• Entries:
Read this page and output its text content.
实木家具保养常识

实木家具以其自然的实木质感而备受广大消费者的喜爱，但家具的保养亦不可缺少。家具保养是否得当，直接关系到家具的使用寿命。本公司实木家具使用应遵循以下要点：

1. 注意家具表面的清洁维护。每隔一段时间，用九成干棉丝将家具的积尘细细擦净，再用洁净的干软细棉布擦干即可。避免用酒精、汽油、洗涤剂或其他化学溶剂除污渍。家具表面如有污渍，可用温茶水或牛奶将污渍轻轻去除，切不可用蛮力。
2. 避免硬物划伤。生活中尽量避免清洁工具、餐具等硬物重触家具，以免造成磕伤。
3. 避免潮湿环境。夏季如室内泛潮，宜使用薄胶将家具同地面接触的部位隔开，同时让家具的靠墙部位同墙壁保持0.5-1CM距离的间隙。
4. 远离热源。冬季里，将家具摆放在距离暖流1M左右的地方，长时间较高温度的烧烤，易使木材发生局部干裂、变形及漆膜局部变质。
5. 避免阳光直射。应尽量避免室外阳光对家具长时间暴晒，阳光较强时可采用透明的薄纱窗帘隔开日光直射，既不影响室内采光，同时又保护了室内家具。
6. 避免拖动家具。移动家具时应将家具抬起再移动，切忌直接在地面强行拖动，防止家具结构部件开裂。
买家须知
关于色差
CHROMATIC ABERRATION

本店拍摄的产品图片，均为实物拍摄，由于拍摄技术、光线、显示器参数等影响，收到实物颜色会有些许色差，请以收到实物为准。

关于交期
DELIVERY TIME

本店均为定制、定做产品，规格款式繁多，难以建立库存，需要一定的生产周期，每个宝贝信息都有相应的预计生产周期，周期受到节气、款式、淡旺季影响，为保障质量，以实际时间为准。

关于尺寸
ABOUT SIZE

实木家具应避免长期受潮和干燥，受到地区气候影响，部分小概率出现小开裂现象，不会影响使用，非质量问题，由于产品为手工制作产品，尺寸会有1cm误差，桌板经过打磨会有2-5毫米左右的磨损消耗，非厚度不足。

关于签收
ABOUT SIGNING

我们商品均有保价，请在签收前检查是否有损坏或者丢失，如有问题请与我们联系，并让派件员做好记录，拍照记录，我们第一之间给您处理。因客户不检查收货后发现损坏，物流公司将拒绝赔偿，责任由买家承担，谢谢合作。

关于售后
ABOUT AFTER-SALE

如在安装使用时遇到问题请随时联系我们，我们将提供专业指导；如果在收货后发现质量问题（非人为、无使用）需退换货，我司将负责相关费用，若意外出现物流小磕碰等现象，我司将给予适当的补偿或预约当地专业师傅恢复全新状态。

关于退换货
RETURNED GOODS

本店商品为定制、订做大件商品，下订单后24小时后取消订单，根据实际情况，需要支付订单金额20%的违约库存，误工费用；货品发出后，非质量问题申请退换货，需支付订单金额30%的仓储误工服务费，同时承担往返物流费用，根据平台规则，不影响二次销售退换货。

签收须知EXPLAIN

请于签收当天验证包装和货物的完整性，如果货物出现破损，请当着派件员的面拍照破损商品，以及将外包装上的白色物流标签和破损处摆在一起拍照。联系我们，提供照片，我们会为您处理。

• Short task: Return only those lines of the records that contain the string "ABOUT".

• Solution:
ABOUT SIZE
ABOUT SIGNING
ABOUT AFTER-SALE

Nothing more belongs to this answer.